PROBLEM DESCRIPTION
Search the records for the word "servicios" and pick out every line that has it.

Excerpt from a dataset
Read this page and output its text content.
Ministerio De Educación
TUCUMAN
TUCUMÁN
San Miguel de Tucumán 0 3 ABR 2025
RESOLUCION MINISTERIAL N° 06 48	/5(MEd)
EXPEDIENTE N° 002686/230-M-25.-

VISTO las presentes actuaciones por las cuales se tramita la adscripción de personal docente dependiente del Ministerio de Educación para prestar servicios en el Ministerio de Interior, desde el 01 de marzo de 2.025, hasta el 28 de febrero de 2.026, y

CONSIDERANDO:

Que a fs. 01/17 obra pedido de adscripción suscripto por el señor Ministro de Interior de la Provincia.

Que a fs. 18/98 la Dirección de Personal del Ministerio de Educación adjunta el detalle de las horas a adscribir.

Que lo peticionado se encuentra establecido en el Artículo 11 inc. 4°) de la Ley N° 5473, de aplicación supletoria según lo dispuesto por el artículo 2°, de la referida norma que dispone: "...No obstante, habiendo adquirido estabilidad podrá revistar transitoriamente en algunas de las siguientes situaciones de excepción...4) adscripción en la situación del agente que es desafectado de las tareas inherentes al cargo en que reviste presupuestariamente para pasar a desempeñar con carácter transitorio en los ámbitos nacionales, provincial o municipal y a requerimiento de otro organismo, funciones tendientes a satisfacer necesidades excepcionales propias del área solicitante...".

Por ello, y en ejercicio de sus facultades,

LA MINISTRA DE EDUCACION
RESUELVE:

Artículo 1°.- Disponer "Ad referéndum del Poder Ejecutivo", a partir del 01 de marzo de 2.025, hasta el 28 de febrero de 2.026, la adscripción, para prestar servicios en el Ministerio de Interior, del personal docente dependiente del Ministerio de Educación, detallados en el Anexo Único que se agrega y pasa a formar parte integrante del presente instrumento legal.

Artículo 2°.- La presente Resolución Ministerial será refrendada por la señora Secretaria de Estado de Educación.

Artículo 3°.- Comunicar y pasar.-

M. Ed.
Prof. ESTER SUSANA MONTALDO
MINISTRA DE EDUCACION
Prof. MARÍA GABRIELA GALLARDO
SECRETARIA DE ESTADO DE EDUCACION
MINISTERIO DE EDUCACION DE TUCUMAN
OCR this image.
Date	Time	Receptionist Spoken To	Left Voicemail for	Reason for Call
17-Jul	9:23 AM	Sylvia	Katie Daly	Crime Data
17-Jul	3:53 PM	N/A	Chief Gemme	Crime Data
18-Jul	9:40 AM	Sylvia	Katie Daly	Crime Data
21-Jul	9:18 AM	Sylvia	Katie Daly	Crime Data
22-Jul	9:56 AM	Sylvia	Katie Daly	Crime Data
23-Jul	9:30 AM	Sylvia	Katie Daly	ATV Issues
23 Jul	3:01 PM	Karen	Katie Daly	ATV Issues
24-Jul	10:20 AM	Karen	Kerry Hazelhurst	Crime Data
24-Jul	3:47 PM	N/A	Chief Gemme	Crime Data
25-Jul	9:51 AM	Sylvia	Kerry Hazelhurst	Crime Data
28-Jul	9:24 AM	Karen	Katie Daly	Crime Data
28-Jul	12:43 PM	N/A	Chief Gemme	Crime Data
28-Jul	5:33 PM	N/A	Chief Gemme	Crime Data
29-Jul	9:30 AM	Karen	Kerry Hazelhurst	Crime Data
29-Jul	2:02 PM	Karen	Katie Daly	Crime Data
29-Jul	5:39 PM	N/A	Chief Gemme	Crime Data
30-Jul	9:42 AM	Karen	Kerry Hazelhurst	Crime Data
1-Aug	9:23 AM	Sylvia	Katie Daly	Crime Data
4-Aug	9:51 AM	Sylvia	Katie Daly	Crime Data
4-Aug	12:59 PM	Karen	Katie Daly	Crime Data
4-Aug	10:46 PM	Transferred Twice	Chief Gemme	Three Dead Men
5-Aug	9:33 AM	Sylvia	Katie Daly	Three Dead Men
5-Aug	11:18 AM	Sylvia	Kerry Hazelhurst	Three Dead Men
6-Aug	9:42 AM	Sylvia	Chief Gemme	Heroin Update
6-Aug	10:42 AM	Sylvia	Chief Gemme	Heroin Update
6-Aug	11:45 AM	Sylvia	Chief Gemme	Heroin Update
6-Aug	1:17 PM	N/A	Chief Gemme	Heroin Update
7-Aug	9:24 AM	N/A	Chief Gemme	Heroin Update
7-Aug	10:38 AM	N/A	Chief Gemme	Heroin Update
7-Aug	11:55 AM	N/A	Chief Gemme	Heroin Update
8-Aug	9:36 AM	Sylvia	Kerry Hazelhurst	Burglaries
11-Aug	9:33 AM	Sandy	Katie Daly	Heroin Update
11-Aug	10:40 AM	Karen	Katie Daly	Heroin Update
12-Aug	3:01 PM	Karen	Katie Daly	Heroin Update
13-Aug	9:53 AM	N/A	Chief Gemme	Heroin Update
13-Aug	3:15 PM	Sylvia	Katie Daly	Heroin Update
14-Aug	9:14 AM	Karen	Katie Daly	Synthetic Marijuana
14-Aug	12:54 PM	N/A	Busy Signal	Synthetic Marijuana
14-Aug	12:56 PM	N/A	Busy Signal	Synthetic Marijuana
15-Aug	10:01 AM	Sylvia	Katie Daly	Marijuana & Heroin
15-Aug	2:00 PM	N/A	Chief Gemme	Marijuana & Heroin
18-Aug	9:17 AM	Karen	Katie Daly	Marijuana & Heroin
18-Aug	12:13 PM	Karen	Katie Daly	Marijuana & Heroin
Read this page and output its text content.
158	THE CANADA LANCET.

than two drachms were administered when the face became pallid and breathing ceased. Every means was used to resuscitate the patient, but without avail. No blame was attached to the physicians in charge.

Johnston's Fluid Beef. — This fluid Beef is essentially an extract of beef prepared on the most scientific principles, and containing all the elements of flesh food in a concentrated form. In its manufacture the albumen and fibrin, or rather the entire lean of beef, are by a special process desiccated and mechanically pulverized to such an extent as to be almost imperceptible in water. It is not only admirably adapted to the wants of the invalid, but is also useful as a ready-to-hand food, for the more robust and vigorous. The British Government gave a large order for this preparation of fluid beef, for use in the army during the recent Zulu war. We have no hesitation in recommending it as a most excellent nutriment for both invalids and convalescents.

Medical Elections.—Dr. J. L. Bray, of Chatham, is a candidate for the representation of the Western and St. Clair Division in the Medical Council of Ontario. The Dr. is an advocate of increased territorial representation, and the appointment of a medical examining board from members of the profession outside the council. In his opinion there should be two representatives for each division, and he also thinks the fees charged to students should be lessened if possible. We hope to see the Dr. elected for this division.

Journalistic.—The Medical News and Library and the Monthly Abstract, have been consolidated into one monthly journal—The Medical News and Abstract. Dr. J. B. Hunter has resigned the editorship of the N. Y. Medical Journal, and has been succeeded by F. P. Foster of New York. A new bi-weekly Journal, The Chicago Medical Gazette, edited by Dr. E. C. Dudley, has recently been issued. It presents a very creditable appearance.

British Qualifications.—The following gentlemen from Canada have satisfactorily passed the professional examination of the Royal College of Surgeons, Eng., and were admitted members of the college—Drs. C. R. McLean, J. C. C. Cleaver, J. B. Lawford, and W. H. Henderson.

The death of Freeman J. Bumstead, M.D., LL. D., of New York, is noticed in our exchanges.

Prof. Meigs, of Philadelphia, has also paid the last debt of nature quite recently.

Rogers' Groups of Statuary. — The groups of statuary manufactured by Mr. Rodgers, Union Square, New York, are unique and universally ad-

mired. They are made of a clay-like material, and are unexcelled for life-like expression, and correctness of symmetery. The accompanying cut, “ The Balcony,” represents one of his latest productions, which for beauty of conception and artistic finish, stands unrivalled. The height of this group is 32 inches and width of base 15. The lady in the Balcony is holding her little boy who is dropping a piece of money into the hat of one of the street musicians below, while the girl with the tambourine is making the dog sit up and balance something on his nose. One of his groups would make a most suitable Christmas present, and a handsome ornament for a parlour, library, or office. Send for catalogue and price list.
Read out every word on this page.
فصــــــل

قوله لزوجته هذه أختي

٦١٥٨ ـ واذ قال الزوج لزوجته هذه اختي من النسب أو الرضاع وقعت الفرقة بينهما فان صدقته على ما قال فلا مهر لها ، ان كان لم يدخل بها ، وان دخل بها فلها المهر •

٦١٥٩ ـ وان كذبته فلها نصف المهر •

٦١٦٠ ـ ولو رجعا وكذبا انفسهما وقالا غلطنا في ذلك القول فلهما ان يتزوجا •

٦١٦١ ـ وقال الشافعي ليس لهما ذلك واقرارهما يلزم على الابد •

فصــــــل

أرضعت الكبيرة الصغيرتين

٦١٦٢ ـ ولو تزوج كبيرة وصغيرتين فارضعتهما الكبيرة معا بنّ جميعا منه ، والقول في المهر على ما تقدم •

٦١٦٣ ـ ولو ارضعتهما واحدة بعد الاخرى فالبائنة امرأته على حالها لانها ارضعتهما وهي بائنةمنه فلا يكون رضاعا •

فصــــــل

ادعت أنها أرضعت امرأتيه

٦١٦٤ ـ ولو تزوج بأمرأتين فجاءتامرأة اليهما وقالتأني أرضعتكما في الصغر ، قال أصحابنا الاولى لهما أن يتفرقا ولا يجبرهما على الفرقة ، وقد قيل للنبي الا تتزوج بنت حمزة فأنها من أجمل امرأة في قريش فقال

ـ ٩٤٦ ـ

OUTPUT BELOW
VISTO las presentes actuaciones por las cuales se tramita la adscripción de personal docente dependiente del Ministerio de Educación para prestar servicios en el Ministerio de Interior, desde el 01 de marzo de 2.025, hasta el 28 de febrero de 2.026, y
Artículo 1°.- Disponer "Ad referéndum del Poder Ejecutivo", a partir del 01 de marzo de 2.025, hasta el 28 de febrero de 2.026, la adscripción, para prestar servicios en el Ministerio de Interior, del personal docente dependiente del Ministerio de Educación, detallados en el Anexo Único que se agrega y pasa a formar parte integrante del presente instrumento legal.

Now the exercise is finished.